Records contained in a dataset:
--------------------

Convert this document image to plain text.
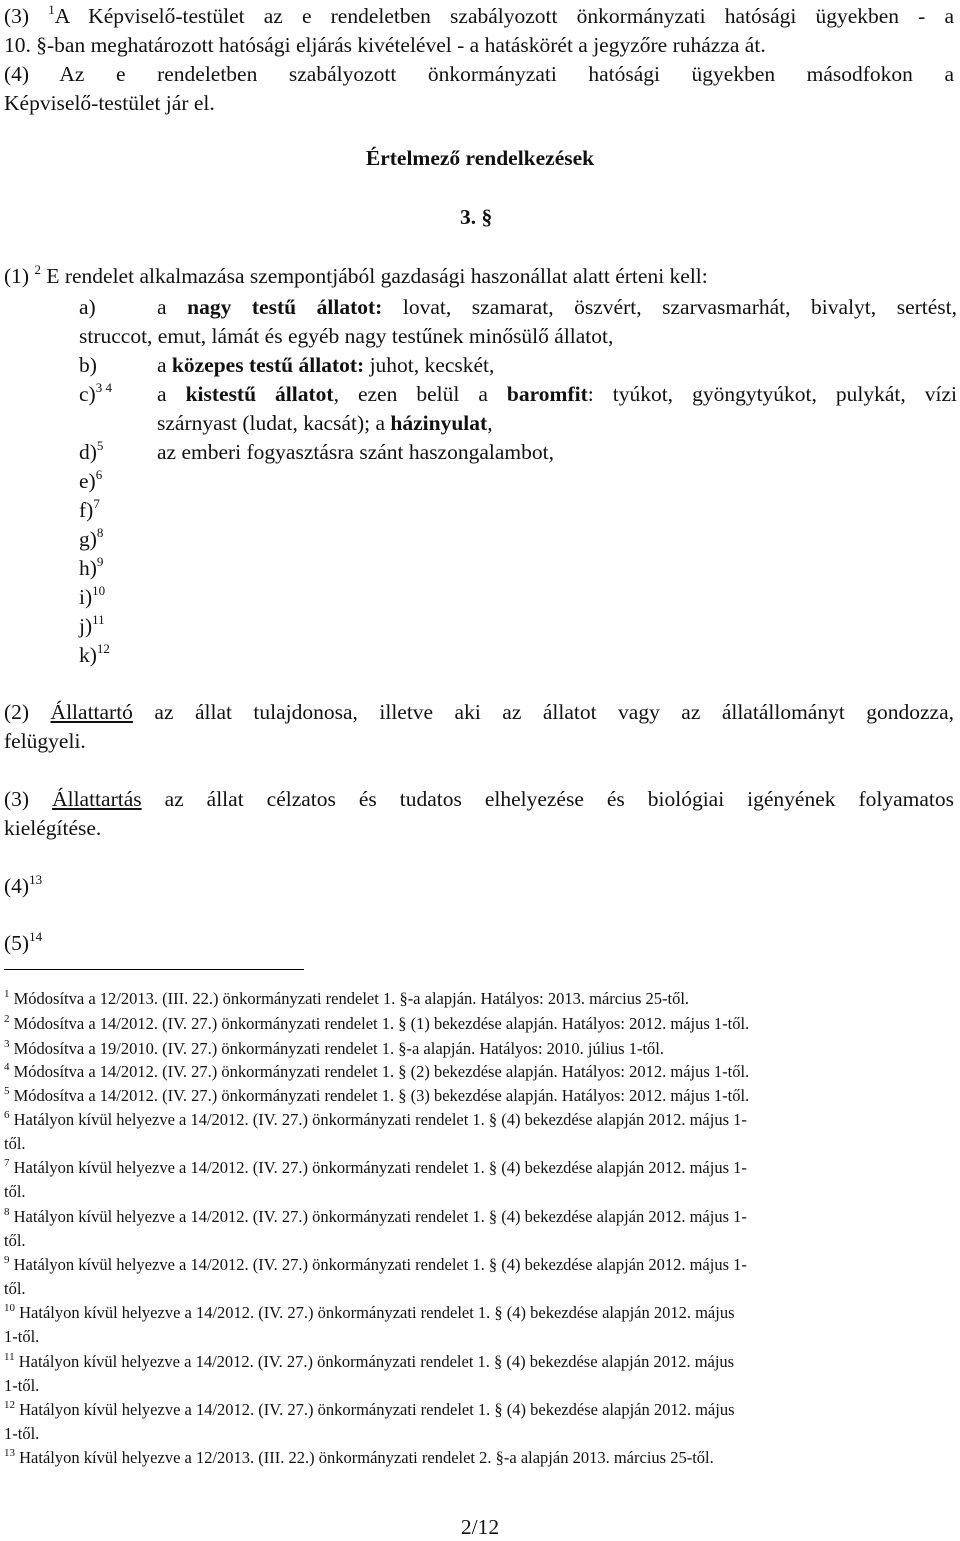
(3) $^1$A Képviselő-testület az e rendeletben szabályozott önkormányzati hatósági ügyekben - a
10. §-ban meghatározott hatósági eljárás kivételével - a hatáskörét a jegyzőre ruházza át.
(4) Az e rendeletben szabályozott önkormányzati hatósági ügyekben másodfokon a
Képviselő-testület jár el.
Értelmező rendelkezések
3. §
(1) $^2$ E rendelet alkalmazása szempontjából gazdasági haszonállat alatt érteni kell:
a)	a nagy testű állatot: lovat, szamarat, öszvért, szarvasmarhát, bivalyt, sertést,
struccot, emut, lámát és egyéb nagy testűnek minősülő állatot,
b)	a közepes testű állatot: juhot, kecskét,
c)$^{3 4}$ a kistestű állatot, ezen belül a baromfit: tyúkot, gyöngytyúkot, pulykát, vízi
szárnyast (ludat, kacsát); a házinyulat,
d)$^5$ az emberi fogyasztásra szánt haszongalambot,
e)$^6$
f)$^7$
g)$^8$
h)$^9$
i)$^{10}$
j)$^{11}$
k)$^{12}$
(2) Állattartó az állat tulajdonosa, illetve aki az állatot vagy az állatállományt gondozza,
felügyeli.
(3) Állattartás az állat célzatos és tudatos elhelyezése és biológiai igényének folyamatos
kielégítése.
$(4)^{13}$
$(5)^{14}$
$^1$ Módosítva a 12/2013. (III. 22.) önkormányzati rendelet 1. §-a alapján. Hatályos: 2013. március 25-től.
$^2$ Módosítva a 14/2012. (IV. 27.) önkormányzati rendelet 1. § (1) bekezdése alapján. Hatályos: 2012. május 1-től.
$^3$ Módosítva a 19/2010. (IV. 27.) önkormányzati rendelet 1. §-a alapján. Hatályos: 2010. július 1-től.
$^4$ Módosítva a 14/2012. (IV. 27.) önkormányzati rendelet 1. § (2) bekezdése alapján. Hatályos: 2012. május 1-től.
$^5$ Módosítva a 14/2012. (IV. 27.) önkormányzati rendelet 1. § (3) bekezdése alapján. Hatályos: 2012. május 1-től.
$^6$ Hatályon kívül helyezve a 14/2012. (IV. 27.) önkormányzati rendelet 1. § (4) bekezdése alapján 2012. május 1-
től.
$^7$ Hatályon kívül helyezve a 14/2012. (IV. 27.) önkormányzati rendelet 1. § (4) bekezdése alapján 2012. május 1-
től.
$^8$ Hatályon kívül helyezve a 14/2012. (IV. 27.) önkormányzati rendelet 1. § (4) bekezdése alapján 2012. május 1-
től.
$^9$ Hatályon kívül helyezve a 14/2012. (IV. 27.) önkormányzati rendelet 1. § (4) bekezdése alapján 2012. május 1-
től.
$^{10}$ Hatályon kívül helyezve a 14/2012. (IV. 27.) önkormányzati rendelet 1. § (4) bekezdése alapján 2012. május
1-től.
$^{11}$ Hatályon kívül helyezve a 14/2012. (IV. 27.) önkormányzati rendelet 1. § (4) bekezdése alapján 2012. május
1-től.
$^{12}$ Hatályon kívül helyezve a 14/2012. (IV. 27.) önkormányzati rendelet 1. § (4) bekezdése alapján 2012. május
1-től.
$^{13}$ Hatályon kívül helyezve a 12/2013. (III. 22.) önkormányzati rendelet 2. §-a alapján 2013. március 25-től.
2/12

--------------------

Each entry should be repeated exactly as it appears; the pictures stay out.

**Output below**.
Convert this document image to plain text.
(3) $^1$A Képviselő-testület az e rendeletben szabályozott önkormányzati hatósági ügyekben - a
10. §-ban meghatározott hatósági eljárás kivételével - a hatáskörét a jegyzőre ruházza át.
(4) Az e rendeletben szabályozott önkormányzati hatósági ügyekben másodfokon a
Képviselő-testület jár el.
Értelmező rendelkezések
3. §
(1) $^2$ E rendelet alkalmazása szempontjából gazdasági haszonállat alatt érteni kell:
a)	a nagy testű állatot: lovat, szamarat, öszvért, szarvasmarhát, bivalyt, sertést,
struccot, emut, lámát és egyéb nagy testűnek minősülő állatot,
b)	a közepes testű állatot: juhot, kecskét,
c)$^{3 4}$ a kistestű állatot, ezen belül a baromfit: tyúkot, gyöngytyúkot, pulykát, vízi
szárnyast (ludat, kacsát); a házinyulat,
d)$^5$ az emberi fogyasztásra szánt haszongalambot,
e)$^6$
f)$^7$
g)$^8$
h)$^9$
i)$^{10}$
j)$^{11}$
k)$^{12}$
(2) Állattartó az állat tulajdonosa, illetve aki az állatot vagy az állatállományt gondozza,
felügyeli.
(3) Állattartás az állat célzatos és tudatos elhelyezése és biológiai igényének folyamatos
kielégítése.
$(4)^{13}$
$(5)^{14}$
$^1$ Módosítva a 12/2013. (III. 22.) önkormányzati rendelet 1. §-a alapján. Hatályos: 2013. március 25-től.
$^2$ Módosítva a 14/2012. (IV. 27.) önkormányzati rendelet 1. § (1) bekezdése alapján. Hatályos: 2012. május 1-től.
$^3$ Módosítva a 19/2010. (IV. 27.) önkormányzati rendelet 1. §-a alapján. Hatályos: 2010. július 1-től.
$^4$ Módosítva a 14/2012. (IV. 27.) önkormányzati rendelet 1. § (2) bekezdése alapján. Hatályos: 2012. május 1-től.
$^5$ Módosítva a 14/2012. (IV. 27.) önkormányzati rendelet 1. § (3) bekezdése alapján. Hatályos: 2012. május 1-től.
$^6$ Hatályon kívül helyezve a 14/2012. (IV. 27.) önkormányzati rendelet 1. § (4) bekezdése alapján 2012. május 1-
től.
$^7$ Hatályon kívül helyezve a 14/2012. (IV. 27.) önkormányzati rendelet 1. § (4) bekezdése alapján 2012. május 1-
től.
$^8$ Hatályon kívül helyezve a 14/2012. (IV. 27.) önkormányzati rendelet 1. § (4) bekezdése alapján 2012. május 1-
től.
$^9$ Hatályon kívül helyezve a 14/2012. (IV. 27.) önkormányzati rendelet 1. § (4) bekezdése alapján 2012. május 1-
től.
$^{10}$ Hatályon kívül helyezve a 14/2012. (IV. 27.) önkormányzati rendelet 1. § (4) bekezdése alapján 2012. május
1-től.
$^{11}$ Hatályon kívül helyezve a 14/2012. (IV. 27.) önkormányzati rendelet 1. § (4) bekezdése alapján 2012. május
1-től.
$^{12}$ Hatályon kívül helyezve a 14/2012. (IV. 27.) önkormányzati rendelet 1. § (4) bekezdése alapján 2012. május
1-től.
$^{13}$ Hatályon kívül helyezve a 12/2013. (III. 22.) önkormányzati rendelet 2. §-a alapján 2013. március 25-től.
2/12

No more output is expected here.